Problem details: Copy out word for word the lines from the one containing "366, 1954, 398]" through the one containing "username-label: Username bbox=[1666, 287, 1722, 301]", including both of those lines.

Stored data
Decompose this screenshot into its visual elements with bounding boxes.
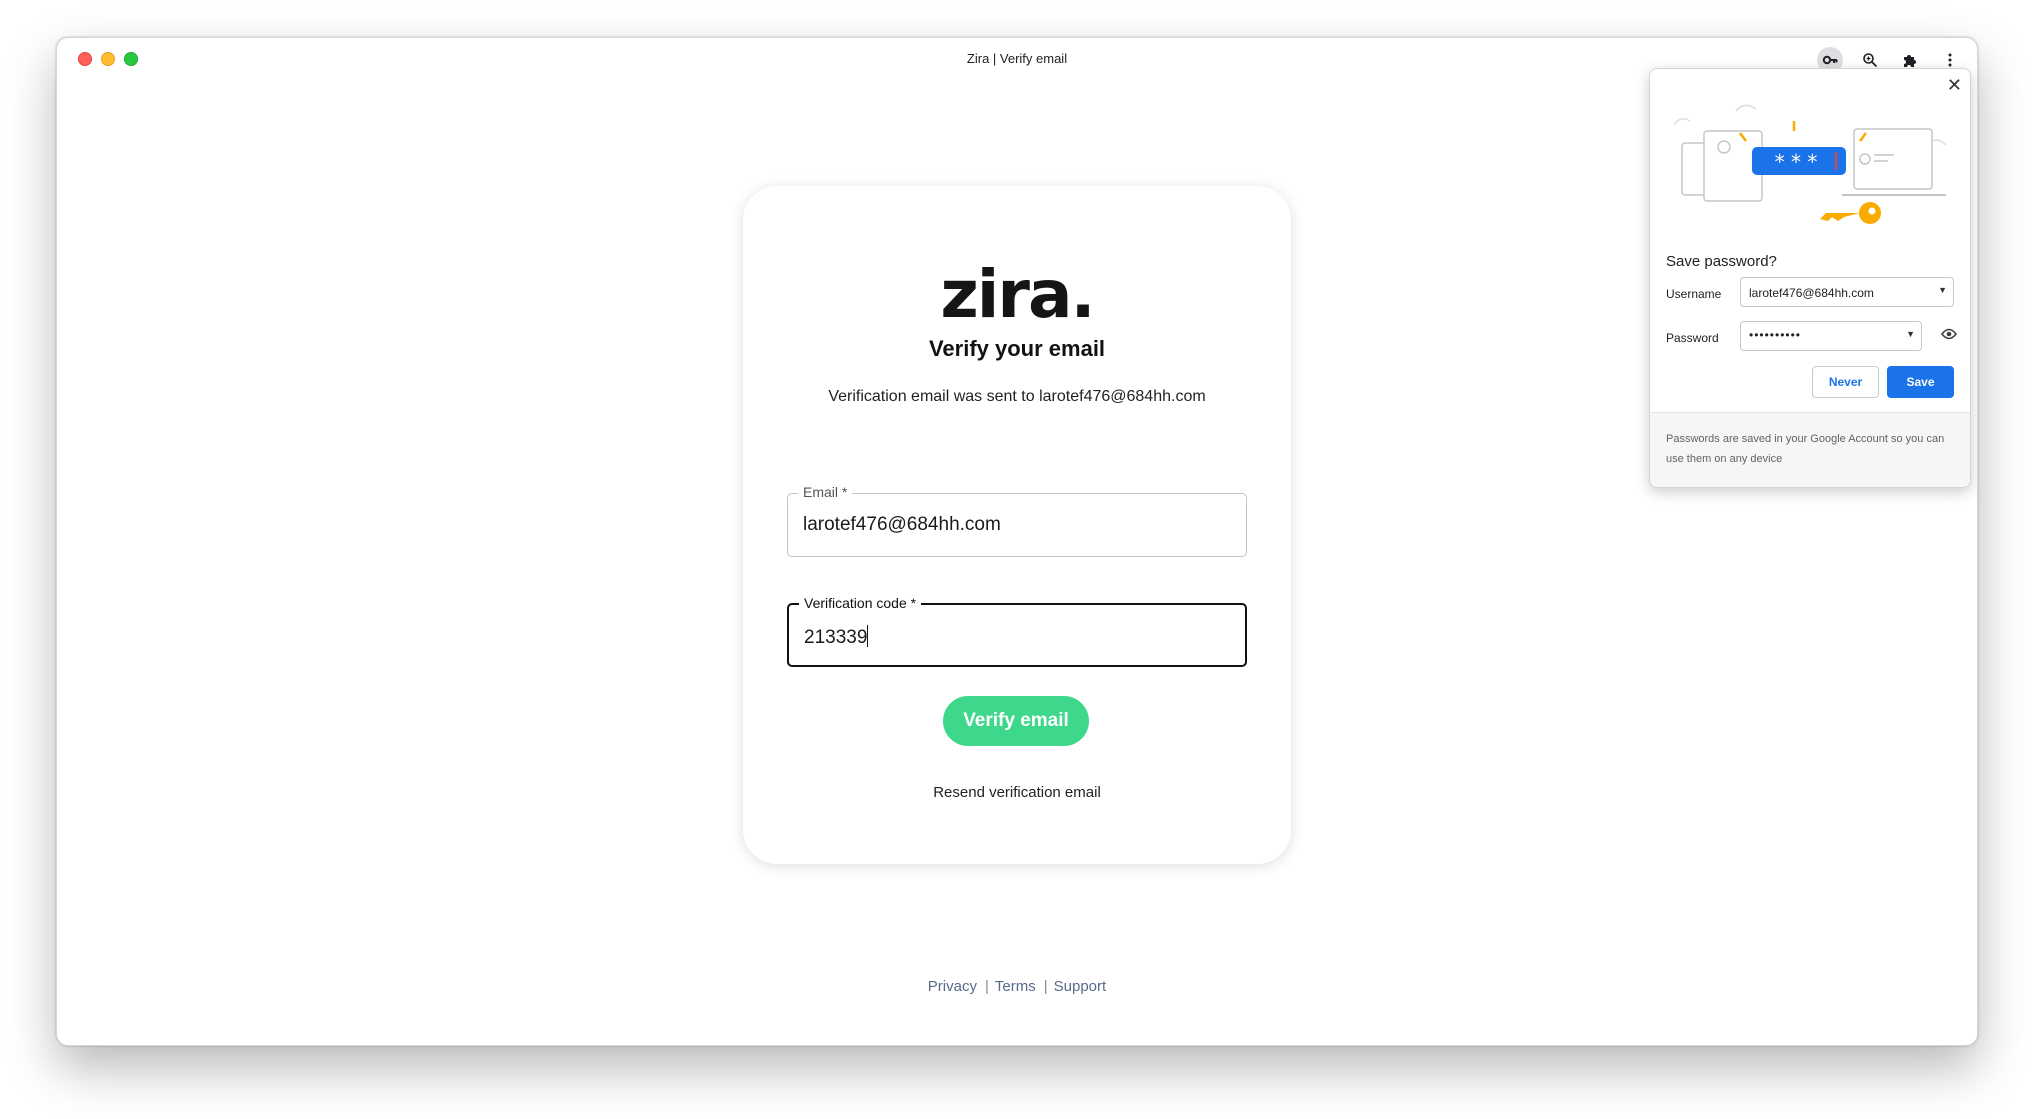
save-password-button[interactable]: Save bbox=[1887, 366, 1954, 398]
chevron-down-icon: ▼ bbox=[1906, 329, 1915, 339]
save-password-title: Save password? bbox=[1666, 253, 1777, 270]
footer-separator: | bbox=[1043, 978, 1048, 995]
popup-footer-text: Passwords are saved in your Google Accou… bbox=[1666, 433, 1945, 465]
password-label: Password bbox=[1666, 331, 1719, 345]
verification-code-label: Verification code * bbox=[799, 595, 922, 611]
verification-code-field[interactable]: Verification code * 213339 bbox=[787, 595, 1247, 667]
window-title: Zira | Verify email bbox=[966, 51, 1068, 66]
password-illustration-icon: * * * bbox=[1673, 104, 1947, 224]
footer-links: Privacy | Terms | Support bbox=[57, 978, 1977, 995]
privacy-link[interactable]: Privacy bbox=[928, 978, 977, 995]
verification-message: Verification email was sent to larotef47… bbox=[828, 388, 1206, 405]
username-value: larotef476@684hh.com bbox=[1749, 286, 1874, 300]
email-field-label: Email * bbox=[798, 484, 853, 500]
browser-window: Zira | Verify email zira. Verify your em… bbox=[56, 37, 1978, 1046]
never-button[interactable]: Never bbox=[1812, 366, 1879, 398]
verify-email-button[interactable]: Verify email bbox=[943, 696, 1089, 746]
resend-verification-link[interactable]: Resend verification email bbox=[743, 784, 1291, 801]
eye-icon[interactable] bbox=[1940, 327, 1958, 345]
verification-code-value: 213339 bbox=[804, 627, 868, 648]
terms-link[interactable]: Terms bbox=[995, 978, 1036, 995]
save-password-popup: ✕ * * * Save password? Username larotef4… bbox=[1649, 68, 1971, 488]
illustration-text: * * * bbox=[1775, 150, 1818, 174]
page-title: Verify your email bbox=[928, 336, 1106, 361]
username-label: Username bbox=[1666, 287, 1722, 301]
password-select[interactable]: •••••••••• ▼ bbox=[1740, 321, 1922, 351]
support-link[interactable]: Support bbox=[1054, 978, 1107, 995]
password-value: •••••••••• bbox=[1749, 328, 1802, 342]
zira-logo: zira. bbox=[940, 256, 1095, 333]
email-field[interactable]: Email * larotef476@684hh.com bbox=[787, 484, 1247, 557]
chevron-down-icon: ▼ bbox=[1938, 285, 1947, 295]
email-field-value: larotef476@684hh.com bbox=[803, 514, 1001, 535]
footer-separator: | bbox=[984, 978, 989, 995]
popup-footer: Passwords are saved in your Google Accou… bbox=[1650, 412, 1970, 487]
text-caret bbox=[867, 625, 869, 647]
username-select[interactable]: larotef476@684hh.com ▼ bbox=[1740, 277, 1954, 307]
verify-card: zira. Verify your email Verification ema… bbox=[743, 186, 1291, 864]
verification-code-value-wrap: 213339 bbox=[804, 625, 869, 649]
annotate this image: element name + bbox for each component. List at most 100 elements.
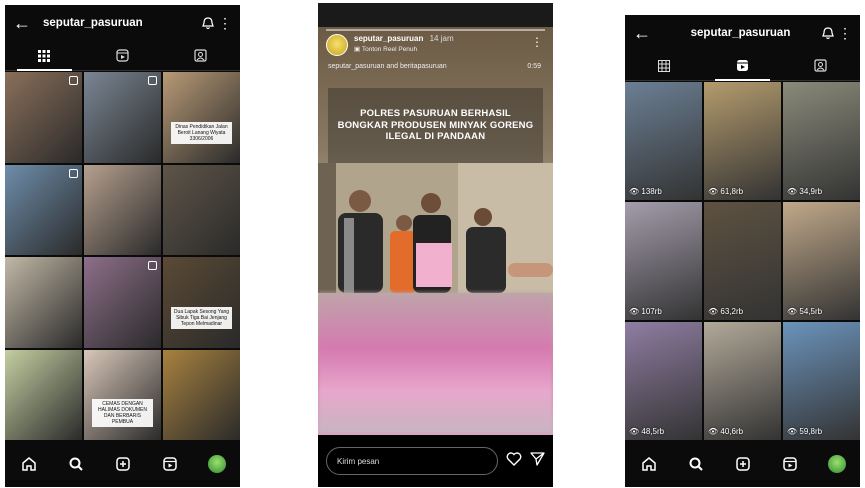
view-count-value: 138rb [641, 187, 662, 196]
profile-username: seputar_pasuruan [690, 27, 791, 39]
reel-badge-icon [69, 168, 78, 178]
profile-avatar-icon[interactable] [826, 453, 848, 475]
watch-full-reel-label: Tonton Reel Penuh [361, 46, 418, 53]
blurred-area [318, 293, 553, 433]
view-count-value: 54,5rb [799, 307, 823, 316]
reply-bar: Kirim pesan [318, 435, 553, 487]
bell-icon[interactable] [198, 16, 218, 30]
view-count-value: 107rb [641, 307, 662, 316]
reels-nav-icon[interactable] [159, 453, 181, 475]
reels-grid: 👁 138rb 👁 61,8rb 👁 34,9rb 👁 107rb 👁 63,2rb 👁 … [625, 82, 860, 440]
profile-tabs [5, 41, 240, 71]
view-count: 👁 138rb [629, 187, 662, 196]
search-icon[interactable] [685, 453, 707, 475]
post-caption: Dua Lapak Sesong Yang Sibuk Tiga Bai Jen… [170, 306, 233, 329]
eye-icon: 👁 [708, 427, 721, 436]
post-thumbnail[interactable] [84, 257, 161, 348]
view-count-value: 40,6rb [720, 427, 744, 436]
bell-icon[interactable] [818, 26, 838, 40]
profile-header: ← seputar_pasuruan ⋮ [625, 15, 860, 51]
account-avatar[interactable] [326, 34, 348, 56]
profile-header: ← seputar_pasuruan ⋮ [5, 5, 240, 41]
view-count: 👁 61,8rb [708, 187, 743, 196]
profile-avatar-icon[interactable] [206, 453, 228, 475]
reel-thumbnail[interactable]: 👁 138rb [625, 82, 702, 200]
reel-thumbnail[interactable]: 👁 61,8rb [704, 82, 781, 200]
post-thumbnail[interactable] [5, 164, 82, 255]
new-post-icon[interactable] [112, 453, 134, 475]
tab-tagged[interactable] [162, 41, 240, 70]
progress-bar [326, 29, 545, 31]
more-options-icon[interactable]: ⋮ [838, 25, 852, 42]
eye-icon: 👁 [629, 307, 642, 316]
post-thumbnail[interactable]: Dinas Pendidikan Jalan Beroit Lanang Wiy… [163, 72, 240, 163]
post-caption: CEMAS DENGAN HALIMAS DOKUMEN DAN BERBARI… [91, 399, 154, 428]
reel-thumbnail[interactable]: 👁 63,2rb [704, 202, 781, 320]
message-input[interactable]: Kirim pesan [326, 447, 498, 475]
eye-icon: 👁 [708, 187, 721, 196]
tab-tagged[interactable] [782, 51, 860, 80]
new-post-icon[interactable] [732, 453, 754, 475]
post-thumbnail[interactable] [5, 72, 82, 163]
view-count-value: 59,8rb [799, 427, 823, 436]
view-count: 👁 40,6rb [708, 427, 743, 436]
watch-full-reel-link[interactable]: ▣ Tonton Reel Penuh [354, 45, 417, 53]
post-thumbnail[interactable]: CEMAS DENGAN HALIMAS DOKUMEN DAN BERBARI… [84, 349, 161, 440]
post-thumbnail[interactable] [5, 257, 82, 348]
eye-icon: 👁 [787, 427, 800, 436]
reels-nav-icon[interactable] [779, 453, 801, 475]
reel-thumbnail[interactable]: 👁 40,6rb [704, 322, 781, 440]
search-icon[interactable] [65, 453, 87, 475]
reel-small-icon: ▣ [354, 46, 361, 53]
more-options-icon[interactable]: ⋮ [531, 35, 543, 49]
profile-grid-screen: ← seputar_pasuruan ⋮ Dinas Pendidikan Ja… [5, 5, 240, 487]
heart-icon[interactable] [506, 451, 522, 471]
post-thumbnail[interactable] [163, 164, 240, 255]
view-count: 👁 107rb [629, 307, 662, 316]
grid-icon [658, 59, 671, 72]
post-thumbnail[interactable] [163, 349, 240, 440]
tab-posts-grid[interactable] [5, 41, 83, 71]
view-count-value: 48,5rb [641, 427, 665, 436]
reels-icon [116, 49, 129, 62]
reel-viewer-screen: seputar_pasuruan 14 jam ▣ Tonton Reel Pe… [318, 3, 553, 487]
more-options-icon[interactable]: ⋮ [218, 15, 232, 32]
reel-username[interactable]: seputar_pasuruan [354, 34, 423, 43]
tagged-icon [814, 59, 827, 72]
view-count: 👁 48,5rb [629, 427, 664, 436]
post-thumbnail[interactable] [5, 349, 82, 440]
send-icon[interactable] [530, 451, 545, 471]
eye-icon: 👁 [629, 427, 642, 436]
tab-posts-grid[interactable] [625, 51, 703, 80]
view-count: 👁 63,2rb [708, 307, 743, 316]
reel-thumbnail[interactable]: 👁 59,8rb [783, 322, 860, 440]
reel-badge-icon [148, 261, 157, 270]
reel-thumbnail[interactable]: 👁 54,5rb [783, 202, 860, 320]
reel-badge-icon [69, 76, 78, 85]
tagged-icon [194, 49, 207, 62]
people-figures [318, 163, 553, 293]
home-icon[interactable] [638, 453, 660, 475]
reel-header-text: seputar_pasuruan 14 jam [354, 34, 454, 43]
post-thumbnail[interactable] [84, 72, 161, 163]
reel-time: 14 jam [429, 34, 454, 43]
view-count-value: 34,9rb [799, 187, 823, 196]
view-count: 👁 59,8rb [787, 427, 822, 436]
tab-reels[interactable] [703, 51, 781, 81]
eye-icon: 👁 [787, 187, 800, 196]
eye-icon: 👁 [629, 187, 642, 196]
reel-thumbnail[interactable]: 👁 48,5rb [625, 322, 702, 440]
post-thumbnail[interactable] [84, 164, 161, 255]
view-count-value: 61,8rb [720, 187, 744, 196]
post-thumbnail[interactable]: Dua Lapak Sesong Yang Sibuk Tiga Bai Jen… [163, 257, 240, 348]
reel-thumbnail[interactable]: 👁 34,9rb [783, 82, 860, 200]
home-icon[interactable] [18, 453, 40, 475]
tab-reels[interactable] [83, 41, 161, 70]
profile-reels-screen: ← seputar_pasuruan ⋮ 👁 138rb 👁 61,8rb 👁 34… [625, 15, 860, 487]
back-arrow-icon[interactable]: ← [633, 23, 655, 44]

Task solution:
save-password-button[interactable]: Save bbox=[1887, 366, 1954, 398]
chevron-down-icon: ▼ bbox=[1906, 329, 1915, 339]
save-password-title: Save password? bbox=[1666, 253, 1777, 270]
footer-separator: | bbox=[1043, 978, 1048, 995]
popup-footer-text: Passwords are saved in your Google Accou… bbox=[1666, 433, 1945, 465]
password-label: Password bbox=[1666, 331, 1719, 345]
verification-code-label: Verification code * bbox=[799, 595, 922, 611]
verification-code-field[interactable]: Verification code * 213339 bbox=[787, 595, 1247, 667]
window-title: Zira | Verify email bbox=[966, 51, 1068, 66]
password-illustration-icon: * * * bbox=[1673, 104, 1947, 224]
footer-links: Privacy | Terms | Support bbox=[57, 978, 1977, 995]
privacy-link[interactable]: Privacy bbox=[928, 978, 977, 995]
verification-message: Verification email was sent to larotef47… bbox=[828, 388, 1206, 405]
username-value: larotef476@684hh.com bbox=[1749, 286, 1874, 300]
email-field-label: Email * bbox=[798, 484, 853, 500]
browser-window: Zira | Verify email zira. Verify your em… bbox=[56, 37, 1978, 1046]
never-button[interactable]: Never bbox=[1812, 366, 1879, 398]
verify-email-button[interactable]: Verify email bbox=[943, 696, 1089, 746]
resend-verification-link[interactable]: Resend verification email bbox=[743, 784, 1291, 801]
eye-icon[interactable] bbox=[1940, 327, 1958, 345]
verification-code-value: 213339 bbox=[804, 627, 868, 648]
terms-link[interactable]: Terms bbox=[995, 978, 1036, 995]
save-password-popup: ✕ * * * Save password? Username larotef4… bbox=[1649, 68, 1971, 488]
illustration-text: * * * bbox=[1775, 150, 1818, 174]
page-title: Verify your email bbox=[928, 336, 1106, 361]
username-label: Username bbox=[1666, 287, 1722, 301]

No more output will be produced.